Work to be completed
Among the lines below, list those containing the string "Created".

Records for processing
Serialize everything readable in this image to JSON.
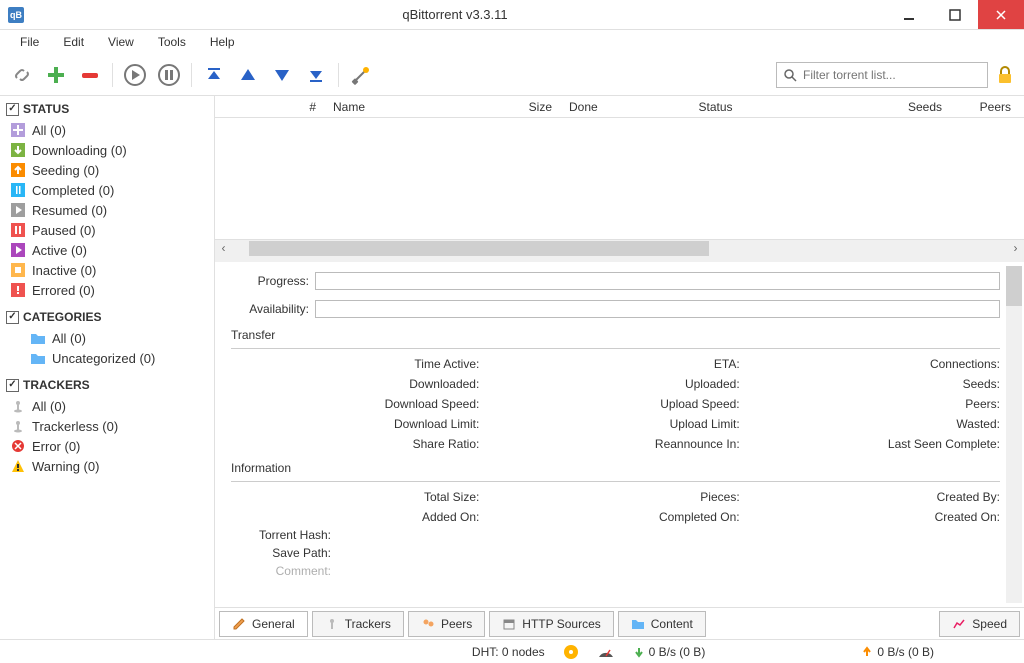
{
  "window": {
    "title": "qBittorrent v3.3.11"
  },
  "menu": {
    "file": "File",
    "edit": "Edit",
    "view": "View",
    "tools": "Tools",
    "help": "Help"
  },
  "search": {
    "placeholder": "Filter torrent list..."
  },
  "sidebar": {
    "statusHeader": "STATUS",
    "status": [
      {
        "label": "All (0)"
      },
      {
        "label": "Downloading (0)"
      },
      {
        "label": "Seeding (0)"
      },
      {
        "label": "Completed (0)"
      },
      {
        "label": "Resumed (0)"
      },
      {
        "label": "Paused (0)"
      },
      {
        "label": "Active (0)"
      },
      {
        "label": "Inactive (0)"
      },
      {
        "label": "Errored (0)"
      }
    ],
    "categoriesHeader": "CATEGORIES",
    "categories": [
      {
        "label": "All  (0)"
      },
      {
        "label": "Uncategorized  (0)"
      }
    ],
    "trackersHeader": "TRACKERS",
    "trackers": [
      {
        "label": "All (0)"
      },
      {
        "label": "Trackerless (0)"
      },
      {
        "label": "Error (0)"
      },
      {
        "label": "Warning (0)"
      }
    ]
  },
  "columns": {
    "num": "#",
    "name": "Name",
    "size": "Size",
    "done": "Done",
    "status": "Status",
    "seeds": "Seeds",
    "peers": "Peers"
  },
  "details": {
    "progress": "Progress:",
    "availability": "Availability:",
    "transferTitle": "Transfer",
    "transfer": {
      "timeActive": "Time Active:",
      "eta": "ETA:",
      "connections": "Connections:",
      "downloaded": "Downloaded:",
      "uploaded": "Uploaded:",
      "seeds": "Seeds:",
      "dlSpeed": "Download Speed:",
      "ulSpeed": "Upload Speed:",
      "peers": "Peers:",
      "dlLimit": "Download Limit:",
      "ulLimit": "Upload Limit:",
      "wasted": "Wasted:",
      "shareRatio": "Share Ratio:",
      "reannounce": "Reannounce In:",
      "lastSeen": "Last Seen Complete:"
    },
    "infoTitle": "Information",
    "info": {
      "totalSize": "Total Size:",
      "pieces": "Pieces:",
      "createdBy": "Created By:",
      "addedOn": "Added On:",
      "completedOn": "Completed On:",
      "createdOn": "Created On:",
      "torrentHash": "Torrent Hash:",
      "savePath": "Save Path:",
      "comment": "Comment:"
    }
  },
  "tabs": {
    "general": "General",
    "trackers": "Trackers",
    "peers": "Peers",
    "http": "HTTP Sources",
    "content": "Content",
    "speed": "Speed"
  },
  "status": {
    "dht": "DHT: 0 nodes",
    "down": "0 B/s (0 B)",
    "up": "0 B/s (0 B)"
  }
}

Answer to the exercise
      "createdBy": "Created By:",
      "createdOn": "Created On:",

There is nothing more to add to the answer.